Omit all pictures and give the records below again exactly as written.
** BEGIN Given data **
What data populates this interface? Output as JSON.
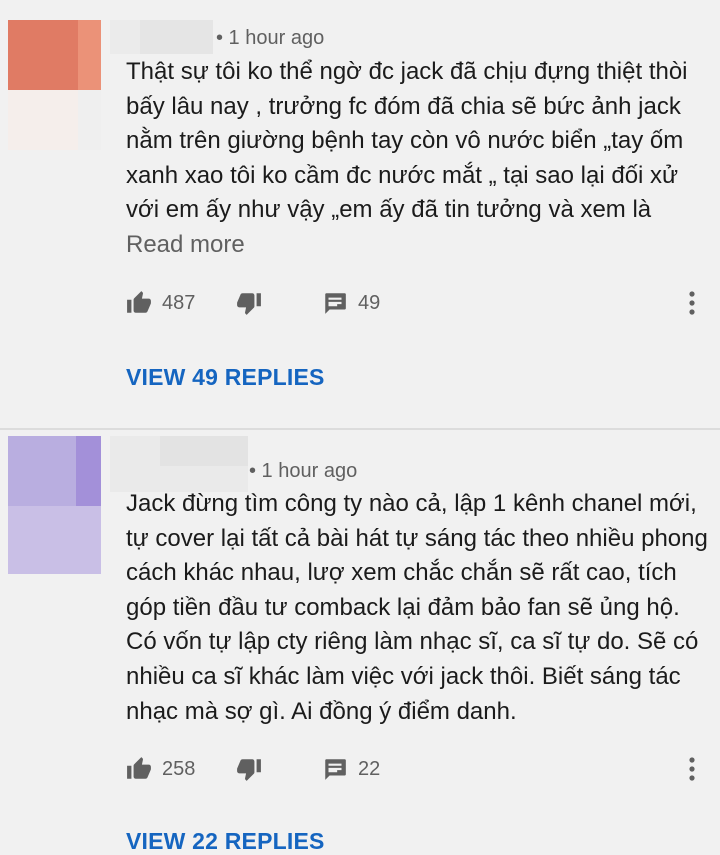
{
  "comments": [
    {
      "timestamp": "• 1 hour ago",
      "text": "Thật sự tôi ko thể ngờ đc jack đã chịu đựng thiệt thòi bấy lâu nay , trưởng fc đóm đã chia sẽ bức ảnh jack nằm trên giường bệnh tay còn vô nước biển „tay ốm xanh xao tôi ko cầm đc nước mắt „ tại sao lại đối xử với em ấy như vậy „em ấy đã tin tưởng và xem là",
      "read_more": "Read more",
      "likes": "487",
      "replies_count": "49",
      "view_replies": "VIEW 49 REPLIES",
      "avatar_colors": [
        "#e07b64",
        "#e88f70",
        "#f3ece8",
        "#e9d8d0"
      ],
      "username_colors": [
        "#ececec",
        "#e4e4e4"
      ],
      "icons": {
        "like": "thumbs-up-icon",
        "dislike": "thumbs-down-icon",
        "reply": "comment-icon",
        "more": "more-vert-icon"
      }
    },
    {
      "timestamp": "• 1 hour ago",
      "text": "Jack đừng tìm công ty nào cả, lập 1 kênh chanel mới, tự cover lại tất cả bài hát tự sáng tác theo nhiều phong cách khác nhau, lượ xem chắc chắn sẽ rất cao, tích góp tiền đầu tư comback lại đảm bảo fan sẽ ủng hộ. Có vốn tự lập cty riêng làm nhạc sĩ, ca sĩ tự do. Sẽ có nhiều ca sĩ khác làm việc với jack thôi. Biết sáng tác nhạc mà sợ gì. Ai đồng ý điểm danh.",
      "likes": "258",
      "replies_count": "22",
      "view_replies": "VIEW 22 REPLIES",
      "avatar_colors": [
        "#b9aee0",
        "#a896d8",
        "#cfc6ea",
        "#e2dcf2"
      ],
      "username_colors": [
        "#e9e9e9",
        "#e2e2e2"
      ],
      "icons": {
        "like": "thumbs-up-icon",
        "dislike": "thumbs-down-icon",
        "reply": "comment-icon",
        "more": "more-vert-icon"
      }
    }
  ],
  "colors": {
    "background": "#f1f1f1",
    "link_blue": "#1565c0",
    "icon_gray": "#606060"
  }
}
** END Given data **
Task response -
What data populates this interface? Output as JSON.
{
  "comments": [
    {
      "timestamp": "• 1 hour ago",
      "text": "Thật sự tôi ko thể ngờ đc jack đã chịu đựng thiệt thòi bấy lâu nay , trưởng fc đóm đã chia sẽ bức ảnh jack nằm trên giường bệnh tay còn vô nước biển „tay ốm xanh xao tôi ko cầm đc nước mắt „ tại sao lại đối xử với em ấy như vậy „em ấy đã tin tưởng và xem là",
      "read_more": "Read more",
      "likes": "487",
      "replies_count": "49",
      "view_replies": "VIEW 49 REPLIES",
      "avatar_colors": [
        "#e07b64",
        "#e88f70",
        "#f3ece8",
        "#e9d8d0"
      ],
      "username_colors": [
        "#ececec",
        "#e4e4e4"
      ],
      "icons": {
        "like": "thumbs-up-icon",
        "dislike": "thumbs-down-icon",
        "reply": "comment-icon",
        "more": "more-vert-icon"
      }
    },
    {
      "timestamp": "• 1 hour ago",
      "text": "Jack đừng tìm công ty nào cả, lập 1 kênh chanel mới, tự cover lại tất cả bài hát tự sáng tác theo nhiều phong cách khác nhau, lượ xem chắc chắn sẽ rất cao, tích góp tiền đầu tư comback lại đảm bảo fan sẽ ủng hộ. Có vốn tự lập cty riêng làm nhạc sĩ, ca sĩ tự do. Sẽ có nhiều ca sĩ khác làm việc với jack thôi. Biết sáng tác nhạc mà sợ gì. Ai đồng ý điểm danh.",
      "likes": "258",
      "replies_count": "22",
      "view_replies": "VIEW 22 REPLIES",
      "avatar_colors": [
        "#b9aee0",
        "#a896d8",
        "#cfc6ea",
        "#e2dcf2"
      ],
      "username_colors": [
        "#e9e9e9",
        "#e2e2e2"
      ],
      "icons": {
        "like": "thumbs-up-icon",
        "dislike": "thumbs-down-icon",
        "reply": "comment-icon",
        "more": "more-vert-icon"
      }
    }
  ],
  "colors": {
    "background": "#f1f1f1",
    "link_blue": "#1565c0",
    "icon_gray": "#606060"
  }
}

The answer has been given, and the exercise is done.